Repeat the records below exactly as they appear.

Records from a collection
▼
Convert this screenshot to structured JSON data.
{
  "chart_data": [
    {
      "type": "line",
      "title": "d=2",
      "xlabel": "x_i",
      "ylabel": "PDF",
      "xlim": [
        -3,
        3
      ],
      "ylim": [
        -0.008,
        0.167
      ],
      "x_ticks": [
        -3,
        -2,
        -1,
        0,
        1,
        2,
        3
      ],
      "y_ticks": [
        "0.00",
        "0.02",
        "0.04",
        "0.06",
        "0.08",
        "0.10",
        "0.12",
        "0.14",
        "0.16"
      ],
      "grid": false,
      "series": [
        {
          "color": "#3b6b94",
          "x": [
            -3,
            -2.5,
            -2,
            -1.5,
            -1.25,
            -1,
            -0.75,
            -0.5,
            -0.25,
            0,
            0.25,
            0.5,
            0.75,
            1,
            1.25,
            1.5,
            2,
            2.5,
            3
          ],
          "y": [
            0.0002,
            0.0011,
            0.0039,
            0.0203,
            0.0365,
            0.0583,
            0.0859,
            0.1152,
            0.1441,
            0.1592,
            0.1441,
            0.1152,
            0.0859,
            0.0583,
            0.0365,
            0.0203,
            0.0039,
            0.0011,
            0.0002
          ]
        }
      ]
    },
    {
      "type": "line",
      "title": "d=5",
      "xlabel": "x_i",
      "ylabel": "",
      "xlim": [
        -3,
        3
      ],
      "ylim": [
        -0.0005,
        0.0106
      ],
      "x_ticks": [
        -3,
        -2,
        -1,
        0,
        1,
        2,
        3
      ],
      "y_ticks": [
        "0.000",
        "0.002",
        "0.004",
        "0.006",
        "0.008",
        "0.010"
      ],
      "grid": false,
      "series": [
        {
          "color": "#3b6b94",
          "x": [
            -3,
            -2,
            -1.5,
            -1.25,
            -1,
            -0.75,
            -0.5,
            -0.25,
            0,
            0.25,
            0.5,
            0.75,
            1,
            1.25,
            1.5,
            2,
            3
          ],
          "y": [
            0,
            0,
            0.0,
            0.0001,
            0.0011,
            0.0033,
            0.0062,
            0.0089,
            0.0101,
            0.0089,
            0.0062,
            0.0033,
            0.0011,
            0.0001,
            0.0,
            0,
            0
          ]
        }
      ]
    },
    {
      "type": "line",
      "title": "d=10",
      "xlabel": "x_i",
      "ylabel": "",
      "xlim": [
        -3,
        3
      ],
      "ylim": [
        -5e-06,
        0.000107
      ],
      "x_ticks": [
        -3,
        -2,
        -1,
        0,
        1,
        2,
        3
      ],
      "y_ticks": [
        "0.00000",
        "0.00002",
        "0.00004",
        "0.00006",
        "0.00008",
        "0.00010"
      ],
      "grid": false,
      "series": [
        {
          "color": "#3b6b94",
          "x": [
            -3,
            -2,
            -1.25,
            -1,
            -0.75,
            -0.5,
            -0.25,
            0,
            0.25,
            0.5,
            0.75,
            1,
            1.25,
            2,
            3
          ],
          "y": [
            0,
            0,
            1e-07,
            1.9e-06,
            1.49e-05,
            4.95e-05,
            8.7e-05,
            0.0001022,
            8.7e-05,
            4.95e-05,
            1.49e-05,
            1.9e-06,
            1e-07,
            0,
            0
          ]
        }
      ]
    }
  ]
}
▲
• [Task output]
Convert this screenshot to structured JSON data.
{
  "chart_data": [
    {
      "type": "line",
      "title": "d=2",
      "xlabel": "x_i",
      "ylabel": "PDF",
      "xlim": [
        -3,
        3
      ],
      "ylim": [
        -0.008,
        0.167
      ],
      "x_ticks": [
        -3,
        -2,
        -1,
        0,
        1,
        2,
        3
      ],
      "y_ticks": [
        "0.00",
        "0.02",
        "0.04",
        "0.06",
        "0.08",
        "0.10",
        "0.12",
        "0.14",
        "0.16"
      ],
      "grid": false,
      "series": [
        {
          "color": "#3b6b94",
          "x": [
            -3,
            -2.5,
            -2,
            -1.5,
            -1.25,
            -1,
            -0.75,
            -0.5,
            -0.25,
            0,
            0.25,
            0.5,
            0.75,
            1,
            1.25,
            1.5,
            2,
            2.5,
            3
          ],
          "y": [
            0.0002,
            0.0011,
            0.0039,
            0.0203,
            0.0365,
            0.0583,
            0.0859,
            0.1152,
            0.1441,
            0.1592,
            0.1441,
            0.1152,
            0.0859,
            0.0583,
            0.0365,
            0.0203,
            0.0039,
            0.0011,
            0.0002
          ]
        }
      ]
    },
    {
      "type": "line",
      "title": "d=5",
      "xlabel": "x_i",
      "ylabel": "",
      "xlim": [
        -3,
        3
      ],
      "ylim": [
        -0.0005,
        0.0106
      ],
      "x_ticks": [
        -3,
        -2,
        -1,
        0,
        1,
        2,
        3
      ],
      "y_ticks": [
        "0.000",
        "0.002",
        "0.004",
        "0.006",
        "0.008",
        "0.010"
      ],
      "grid": false,
      "series": [
        {
          "color": "#3b6b94",
          "x": [
            -3,
            -2,
            -1.5,
            -1.25,
            -1,
            -0.75,
            -0.5,
            -0.25,
            0,
            0.25,
            0.5,
            0.75,
            1,
            1.25,
            1.5,
            2,
            3
          ],
          "y": [
            0,
            0,
            0.0,
            0.0001,
            0.0011,
            0.0033,
            0.0062,
            0.0089,
            0.0101,
            0.0089,
            0.0062,
            0.0033,
            0.0011,
            0.0001,
            0.0,
            0,
            0
          ]
        }
      ]
    },
    {
      "type": "line",
      "title": "d=10",
      "xlabel": "x_i",
      "ylabel": "",
      "xlim": [
        -3,
        3
      ],
      "ylim": [
        -5e-06,
        0.000107
      ],
      "x_ticks": [
        -3,
        -2,
        -1,
        0,
        1,
        2,
        3
      ],
      "y_ticks": [
        "0.00000",
        "0.00002",
        "0.00004",
        "0.00006",
        "0.00008",
        "0.00010"
      ],
      "grid": false,
      "series": [
        {
          "color": "#3b6b94",
          "x": [
            -3,
            -2,
            -1.25,
            -1,
            -0.75,
            -0.5,
            -0.25,
            0,
            0.25,
            0.5,
            0.75,
            1,
            1.25,
            2,
            3
          ],
          "y": [
            0,
            0,
            1e-07,
            1.9e-06,
            1.49e-05,
            4.95e-05,
            8.7e-05,
            0.0001022,
            8.7e-05,
            4.95e-05,
            1.49e-05,
            1.9e-06,
            1e-07,
            0,
            0
          ]
        }
      ]
    }
  ]
}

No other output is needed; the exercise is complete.